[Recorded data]
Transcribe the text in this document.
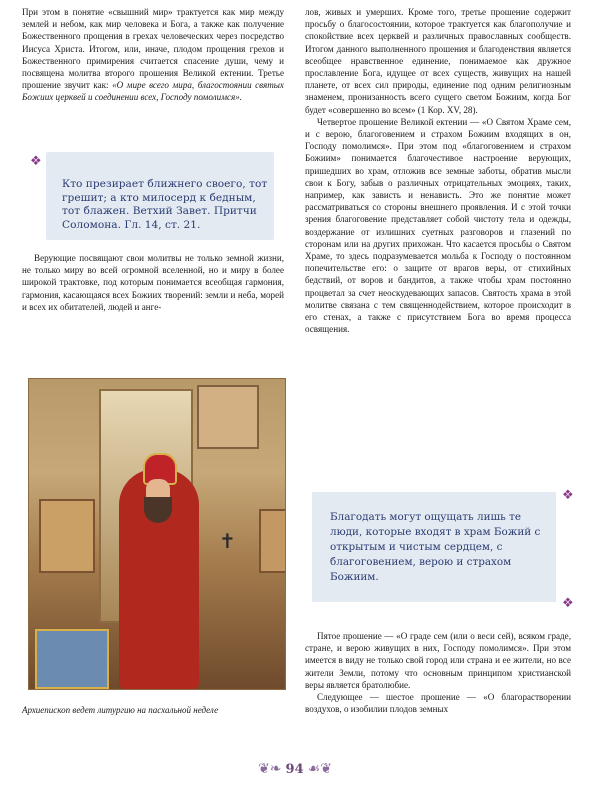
При этом в понятие «свышний мир» трактуется как мир между землей и небом, как мир человека и Бога, а также как получение Божественного прощения в грехах человеческих через посредство Иисуса Христа. Итогом, или, иначе, плодом прощения грехов и Божественного примирения считается спасение души, чему и посвящена молитва второго прошения Великой ектении. Третье прошение звучит как: «О мире всего мира, благостоянии святых Божиих церквей и соединении всех, Господу помолимся».

❖
Кто презирает ближнего своего, тот грешит; а кто милосерд к бедным, тот блажен. Ветхий Завет. Притчи Соломона. Гл. 14, ст. 21.

Верующие посвящают свои молитвы не только земной жизни, не только миру во всей огромной вселенной, но и миру в более широкой трактовке, под которым понимается всеобщая гармония, гармония, касающаяся всех Божиих творений: земли и неба, морей и всех их обитателей, людей и анге-

✝
Архиепископ ведет литургию на пасхальной неделе

лов, живых и умерших. Кроме того, третье прошение содержит просьбу о благосостоянии, которое трактуется как благополучие и спокойствие всех церквей и различных православных сообществ. Итогом данного выполненного прошения и благоденствия является всеобщее нравственное единение, понимаемое как дружное прославление Бога, идущее от всех существ, живущих на нашей планете, от всех сил природы, единение под одним религиозным знаменем, пронизанность всего сущего светом Божиим, когда Бог будет «совершенно во всем» (1 Кор. XV, 28).

Четвертое прошение Великой ектении — «О Святом Храме сем, и с верою, благоговением и страхом Божиим входящих в он, Господу помолимся». При этом под «благоговением и страхом Божиим» понимается благочестивое настроение верующих, пришедших во храм, отложив все земные заботы, обратив мысли свои к Богу, забыв о различных отрицательных эмоциях, таких, например, как зависть и ненависть. Это же понятие может рассматриваться со стороны внешнего проявления. И с этой точки зрения благоговение представляет собой чистоту тела и одежды, воздержание от излишних суетных разговоров и глазений по сторонам или на других прихожан. Что касается просьбы о Святом Храме, то здесь подразумевается мольба к Господу о постоянном попечительстве его: о защите от врагов веры, от стихийных бедствий, от воров и бандитов, а также чтобы храм постоянно процветал за счет неоскудевающих запасов. Святость храма в этой молитве связана с тем священнодействием, которое происходит в его стенах, а также с присутствием Бога во время процесса освящения.

❖
❖
Благодать могут ощущать лишь те люди, которые входят в храм Божий с открытым и чистым сердцем, с благоговением, верою и страхом Божиим.

Пятое прошение — «О граде сем (или о веси сей), всяком граде, стране, и верою живущих в них, Господу помолимся». При этом имеется в виду не только свой город или страна и ее жители, но все жители Земли, потому что основным принципом христианской веры является братолюбие.

Следующее — шестое прошение — «О благорастворении воздухов, о изобилии плодов земных

❦❧ 94 ☙❦
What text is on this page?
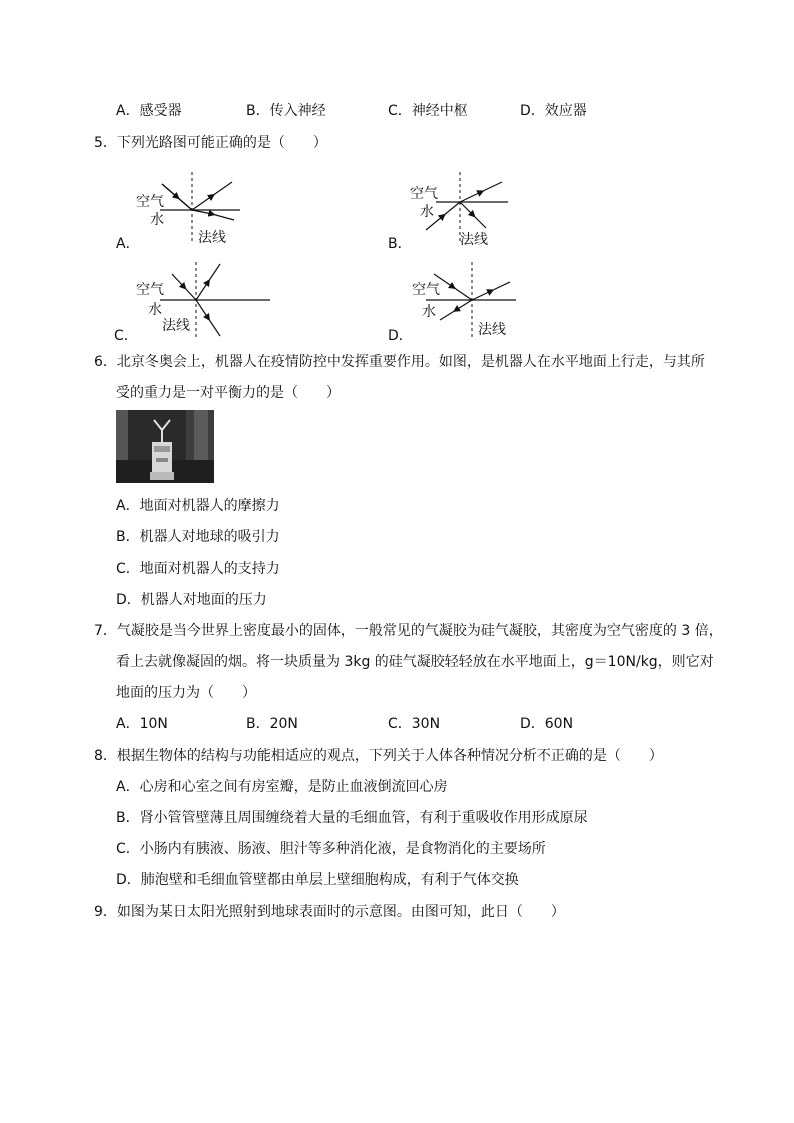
A．感受器	B．传入神经	C．神经中枢	D．效应器
5．下列光路图可能正确的是（　　）
A．
空气
水
法线	B．
空气
水
法线
C．
空气
水
法线
D．
空气
水
法线
6．北京冬奥会上，机器人在疫情防控中发挥重要作用。如图，是机器人在水平地面上行走，与其所
受的重力是一对平衡力的是（　　）
A．地面对机器人的摩擦力
B．机器人对地球的吸引力
C．地面对机器人的支持力
D．机器人对地面的压力
7．气凝胶是当今世界上密度最小的固体，一般常见的气凝胶为硅气凝胶，其密度为空气密度的 3 倍，
看上去就像凝固的烟。将一块质量为 3kg 的硅气凝胶轻轻放在水平地面上，g＝10N/kg，则它对
地面的压力为（　　）
A．10N	B．20N	C．30N	D．60N
8．根据生物体的结构与功能相适应的观点，下列关于人体各种情况分析不正确的是（　　）
A．心房和心室之间有房室瓣，是防止血液倒流回心房
B．肾小管管壁薄且周围缠绕着大量的毛细血管，有利于重吸收作用形成原尿
C．小肠内有胰液、肠液、胆汁等多种消化液，是食物消化的主要场所
D．肺泡壁和毛细血管壁都由单层上壁细胞构成，有利于气体交换
9．如图为某日太阳光照射到地球表面时的示意图。由图可知，此日（　　）
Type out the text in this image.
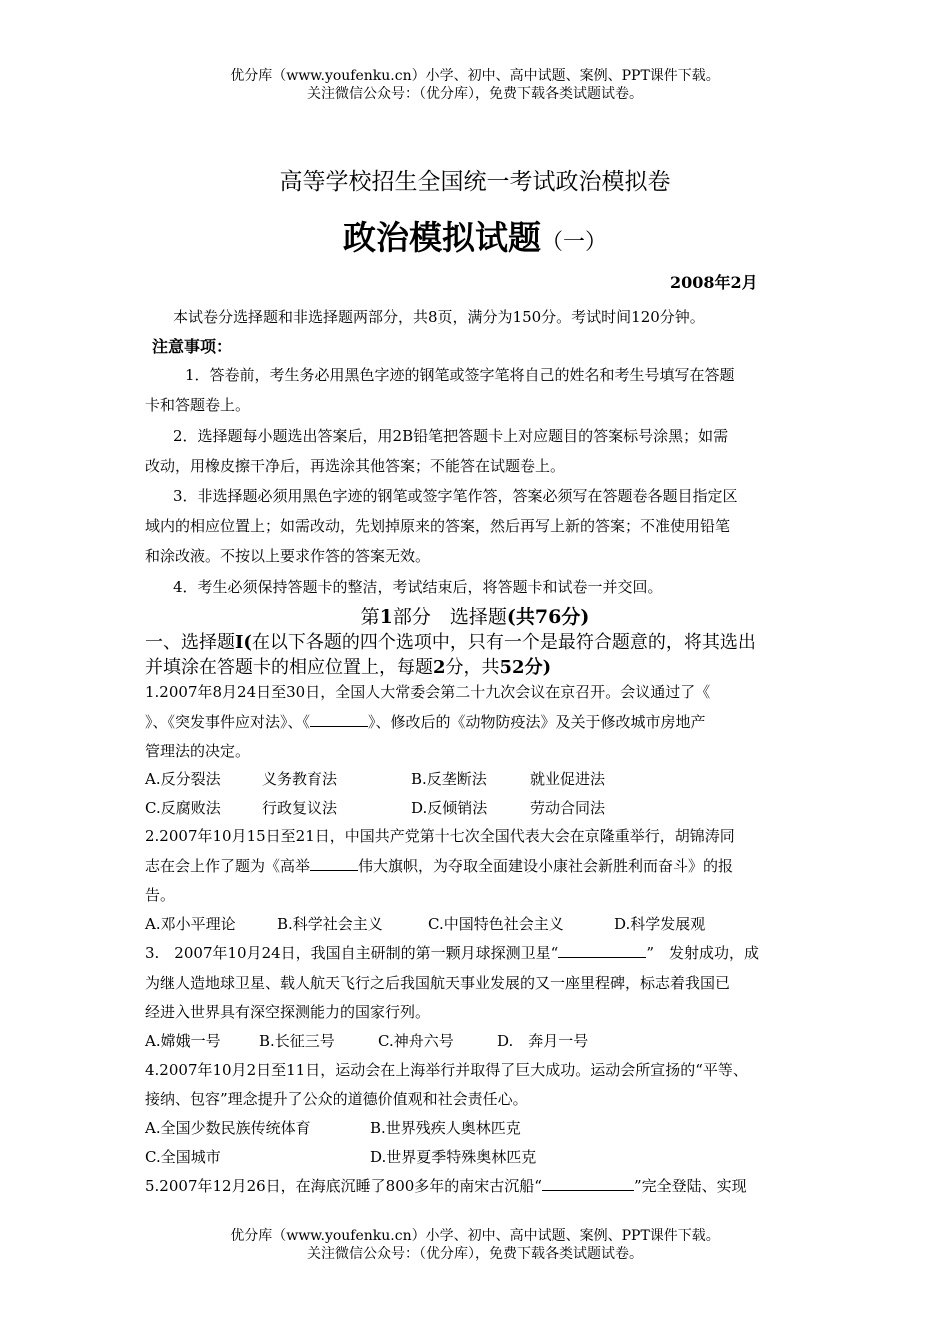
优分库（www.youfenku.cn）小学、初中、高中试题、案例、PPT课件下载。
关注微信公众号：（优分库），免费下载各类试题试卷。
高等学校招生全国统一考试政治模拟卷
政治模拟试题（一）
2008年2月
本试卷分选择题和非选择题两部分，共8页，满分为150分。考试时间120分钟。
注意事项：
1．答卷前，考生务必用黑色字迹的钢笔或签字笔将自己的姓名和考生号填写在答题
卡和答题卷上。
2．选择题每小题选出答案后，用2B铅笔把答题卡上对应题目的答案标号涂黑；如需
改动，用橡皮擦干净后，再选涂其他答案；不能答在试题卷上。
3．非选择题必须用黑色字迹的钢笔或签字笔作答，答案必须写在答题卷各题目指定区
域内的相应位置上；如需改动，先划掉原来的答案，然后再写上新的答案；不准使用铅笔
和涂改液。不按以上要求作答的答案无效。
4．考生必须保持答题卡的整洁，考试结束后，将答题卡和试卷一并交回。
第1部分　选择题(共76分)
一、选择题I(在以下各题的四个选项中，只有一个是最符合题意的，将其选出
并填涂在答题卡的相应位置上，每题2分，共52分)
1.2007年8月24日至30日，全国人大常委会第二十九次会议在京召开。会议通过了《
》、《突发事件应对法》、《	》、修改后的《动物防疫法》及关于修改城市房地产
管理法的决定。
A.反分裂法	义务教育法	B.反垄断法	就业促进法
C.反腐败法	行政复议法	D.反倾销法	劳动合同法
2.2007年10月15日至21日，中国共产党第十七次全国代表大会在京隆重举行，胡锦涛同
志在会上作了题为《高举	伟大旗帜，为夺取全面建设小康社会新胜利而奋斗》的报
告。
A.邓小平理论	B.科学社会主义	C.中国特色社会主义	D.科学发展观
3.　2007年10月24日，我国自主研制的第一颗月球探测卫星“	”　发射成功，成
为继人造地球卫星、载人航天飞行之后我国航天事业发展的又一座里程碑，标志着我国已
经进入世界具有深空探测能力的国家行列。
A.嫦娥一号	B.长征三号	C.神舟六号	D.　奔月一号
4.2007年10月2日至11日，运动会在上海举行并取得了巨大成功。运动会所宣扬的“平等、
接纳、包容”理念提升了公众的道德价值观和社会责任心。
A.全国少数民族传统体育	B.世界残疾人奥林匹克
C.全国城市	D.世界夏季特殊奥林匹克
5.2007年12月26日，在海底沉睡了800多年的南宋古沉船“	”完全登陆、实现
优分库（www.youfenku.cn）小学、初中、高中试题、案例、PPT课件下载。
关注微信公众号：（优分库），免费下载各类试题试卷。
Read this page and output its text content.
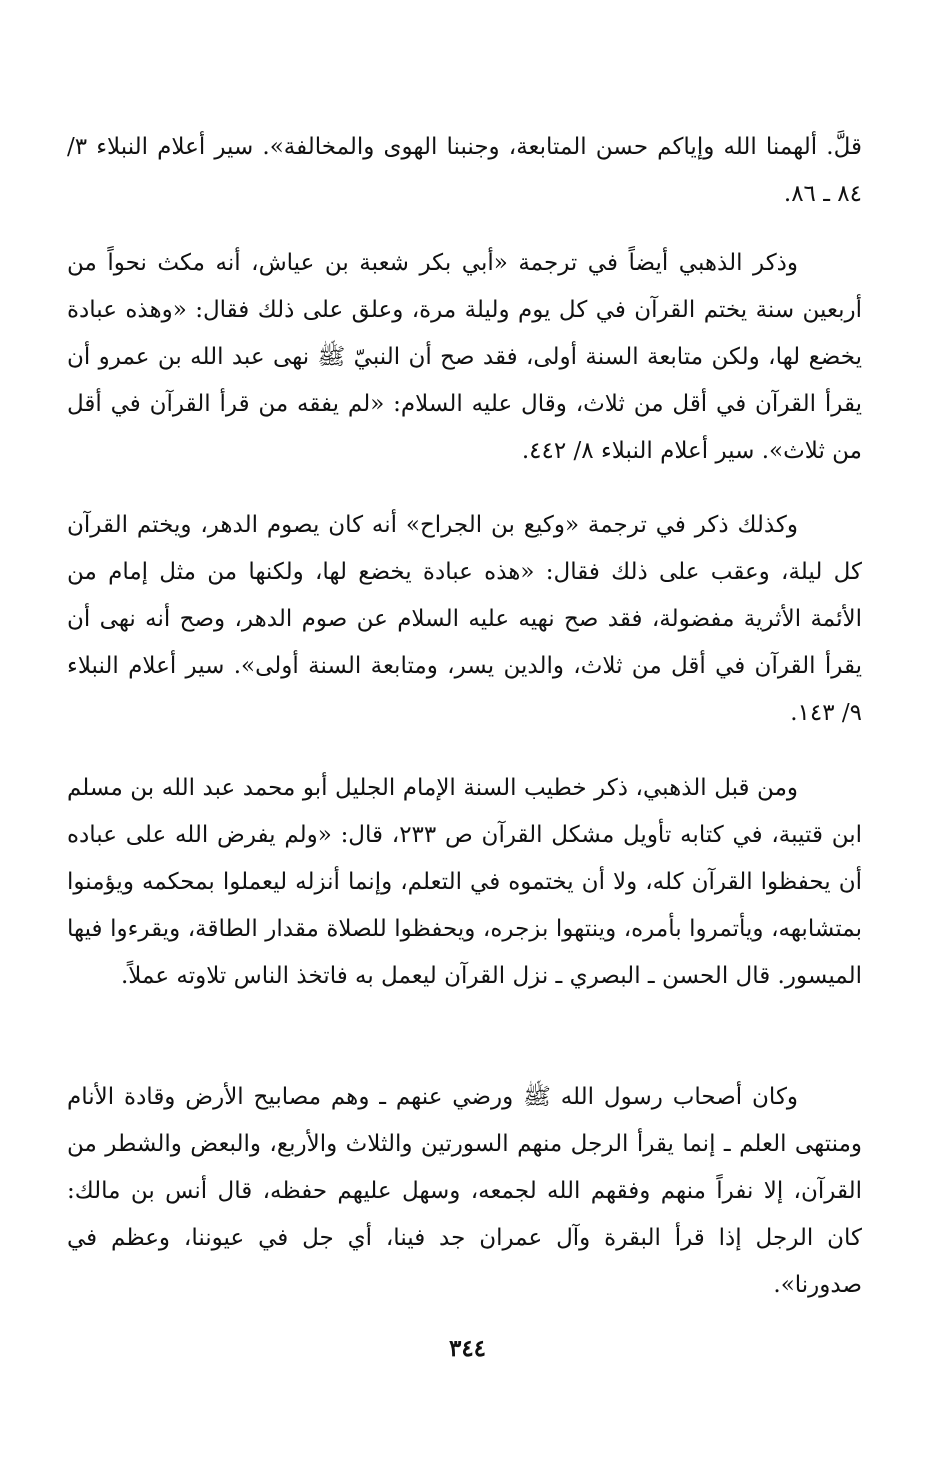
قلَّ. ألهمنا الله وإياكم حسن المتابعة، وجنبنا الهوى والمخالفة». سير أعلام النبلاء ٣/ ٨٤ ـ ٨٦.

وذكر الذهبي أيضاً في ترجمة «أبي بكر شعبة بن عياش، أنه مكث نحواً من أربعين سنة يختم القرآن في كل يوم وليلة مرة، وعلق على ذلك فقال: «وهذه عبادة يخضع لها، ولكن متابعة السنة أولى، فقد صح أن النبيّ ﷺ نهى عبد الله بن عمرو أن يقرأ القرآن في أقل من ثلاث، وقال عليه السلام: «لم يفقه من قرأ القرآن في أقل من ثلاث». سير أعلام النبلاء ٨/ ٤٤٢.

وكذلك ذكر في ترجمة «وكيع بن الجراح» أنه كان يصوم الدهر، ويختم القرآن كل ليلة، وعقب على ذلك فقال: «هذه عبادة يخضع لها، ولكنها من مثل إمام من الأئمة الأثرية مفضولة، فقد صح نهيه عليه السلام عن صوم الدهر، وصح أنه نهى أن يقرأ القرآن في أقل من ثلاث، والدين يسر، ومتابعة السنة أولى». سير أعلام النبلاء ٩/ ١٤٣.

ومن قبل الذهبي، ذكر خطيب السنة الإمام الجليل أبو محمد عبد الله بن مسلم ابن قتيبة، في كتابه تأويل مشكل القرآن ص ٢٣٣، قال: «ولم يفرض الله على عباده أن يحفظوا القرآن كله، ولا أن يختموه في التعلم، وإنما أنزله ليعملوا بمحكمه ويؤمنوا بمتشابهه، ويأتمروا بأمره، وينتهوا بزجره، ويحفظوا للصلاة مقدار الطاقة، ويقرءوا فيها الميسور. قال الحسن ـ البصري ـ نزل القرآن ليعمل به فاتخذ الناس تلاوته عملاً.

وكان أصحاب رسول الله ﷺ ورضي عنهم ـ وهم مصابيح الأرض وقادة الأنام ومنتهى العلم ـ إنما يقرأ الرجل منهم السورتين والثلاث والأربع، والبعض والشطر من القرآن، إلا نفراً منهم وفقهم الله لجمعه، وسهل عليهم حفظه، قال أنس بن مالك: كان الرجل إذا قرأ البقرة وآل عمران جد فينا، أي جل في عيوننا، وعظم في صدورنا».

٣٤٤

YOUR INSTRUCTIONS. Give only the number of lines in the entries above that hold the string "ترجمة".

OUTPUT FOR THIS EXERCISE. 2